╭──

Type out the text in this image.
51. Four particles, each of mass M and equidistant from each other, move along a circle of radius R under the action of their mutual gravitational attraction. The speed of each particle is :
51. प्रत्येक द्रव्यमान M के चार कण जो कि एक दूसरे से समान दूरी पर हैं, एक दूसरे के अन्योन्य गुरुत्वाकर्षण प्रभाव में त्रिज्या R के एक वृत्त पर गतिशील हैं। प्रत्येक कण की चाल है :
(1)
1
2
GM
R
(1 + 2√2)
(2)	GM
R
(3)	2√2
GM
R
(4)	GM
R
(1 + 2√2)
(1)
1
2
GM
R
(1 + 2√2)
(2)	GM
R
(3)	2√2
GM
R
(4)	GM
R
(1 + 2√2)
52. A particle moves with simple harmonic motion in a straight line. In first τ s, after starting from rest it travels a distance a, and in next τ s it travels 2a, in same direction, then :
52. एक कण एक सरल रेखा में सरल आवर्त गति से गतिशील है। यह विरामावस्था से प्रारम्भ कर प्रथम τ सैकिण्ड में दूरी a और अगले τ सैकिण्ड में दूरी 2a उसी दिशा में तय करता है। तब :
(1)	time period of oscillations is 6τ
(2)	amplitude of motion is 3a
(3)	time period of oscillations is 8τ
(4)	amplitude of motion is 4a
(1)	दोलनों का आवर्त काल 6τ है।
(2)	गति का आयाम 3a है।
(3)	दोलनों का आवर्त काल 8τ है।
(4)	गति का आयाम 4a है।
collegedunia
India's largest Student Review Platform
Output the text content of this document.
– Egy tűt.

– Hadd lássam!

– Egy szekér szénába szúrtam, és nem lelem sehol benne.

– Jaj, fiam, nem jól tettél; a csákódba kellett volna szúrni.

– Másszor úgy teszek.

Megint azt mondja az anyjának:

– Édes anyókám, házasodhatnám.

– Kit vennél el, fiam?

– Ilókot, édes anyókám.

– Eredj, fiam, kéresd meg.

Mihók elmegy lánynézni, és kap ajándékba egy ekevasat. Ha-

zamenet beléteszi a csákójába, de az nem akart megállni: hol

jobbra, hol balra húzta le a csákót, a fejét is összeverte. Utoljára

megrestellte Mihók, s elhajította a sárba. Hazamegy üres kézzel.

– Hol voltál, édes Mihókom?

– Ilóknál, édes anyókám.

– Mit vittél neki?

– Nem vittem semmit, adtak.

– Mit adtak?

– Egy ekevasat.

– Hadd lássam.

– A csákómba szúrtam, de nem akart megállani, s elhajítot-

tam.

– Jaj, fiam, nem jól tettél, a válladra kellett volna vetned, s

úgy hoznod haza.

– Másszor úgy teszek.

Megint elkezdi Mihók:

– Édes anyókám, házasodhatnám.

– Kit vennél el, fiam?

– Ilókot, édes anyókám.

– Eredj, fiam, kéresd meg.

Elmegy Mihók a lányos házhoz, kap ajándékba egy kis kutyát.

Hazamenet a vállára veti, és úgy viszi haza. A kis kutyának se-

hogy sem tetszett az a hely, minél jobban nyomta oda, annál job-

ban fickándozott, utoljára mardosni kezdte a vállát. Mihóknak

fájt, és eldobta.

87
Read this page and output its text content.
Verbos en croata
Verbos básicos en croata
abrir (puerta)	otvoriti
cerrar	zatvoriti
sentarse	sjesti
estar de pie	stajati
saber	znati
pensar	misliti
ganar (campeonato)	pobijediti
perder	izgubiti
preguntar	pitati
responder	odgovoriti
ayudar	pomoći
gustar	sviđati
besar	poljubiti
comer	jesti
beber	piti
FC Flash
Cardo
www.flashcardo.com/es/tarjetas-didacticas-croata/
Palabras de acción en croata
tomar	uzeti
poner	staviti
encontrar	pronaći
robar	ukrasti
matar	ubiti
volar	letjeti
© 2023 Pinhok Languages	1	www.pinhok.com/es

╰──

(EXERCISE DETAILS): Return every line of the preceding records in which the word "Megint" appears.

(EXERCISE OUTPUT):
Megint azt mondja az anyjának:
Megint elkezdi Mihók:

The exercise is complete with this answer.